Requirement: List each line of the data that holds the string "للمرأة", please.

Listed entries:
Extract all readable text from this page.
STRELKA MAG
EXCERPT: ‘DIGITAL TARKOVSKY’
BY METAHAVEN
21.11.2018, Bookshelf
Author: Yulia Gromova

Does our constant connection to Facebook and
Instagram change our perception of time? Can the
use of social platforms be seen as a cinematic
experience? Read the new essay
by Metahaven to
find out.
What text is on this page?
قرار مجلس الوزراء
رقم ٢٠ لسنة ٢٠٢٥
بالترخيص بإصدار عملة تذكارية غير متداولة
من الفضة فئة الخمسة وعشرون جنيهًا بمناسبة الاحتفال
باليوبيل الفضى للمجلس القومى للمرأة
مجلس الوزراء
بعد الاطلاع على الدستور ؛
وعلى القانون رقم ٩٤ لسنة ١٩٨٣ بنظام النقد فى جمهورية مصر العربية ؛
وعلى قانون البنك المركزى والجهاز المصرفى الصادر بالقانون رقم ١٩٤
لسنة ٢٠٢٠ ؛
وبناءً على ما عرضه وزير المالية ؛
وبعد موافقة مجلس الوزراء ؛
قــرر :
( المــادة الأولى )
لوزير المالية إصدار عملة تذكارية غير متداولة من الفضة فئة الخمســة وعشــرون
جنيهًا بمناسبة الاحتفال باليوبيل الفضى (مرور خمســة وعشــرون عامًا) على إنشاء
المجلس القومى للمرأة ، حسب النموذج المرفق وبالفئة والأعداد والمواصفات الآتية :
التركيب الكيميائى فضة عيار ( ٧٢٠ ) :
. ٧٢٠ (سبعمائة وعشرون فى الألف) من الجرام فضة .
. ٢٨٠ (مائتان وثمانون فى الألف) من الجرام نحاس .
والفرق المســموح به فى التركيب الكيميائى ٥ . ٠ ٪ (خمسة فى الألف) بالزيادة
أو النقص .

Response:
باليوبيل الفضى للمجلس القومى للمرأة
المجلس القومى للمرأة ، حسب النموذج المرفق وبالفئة والأعداد والمواصفات الآتية :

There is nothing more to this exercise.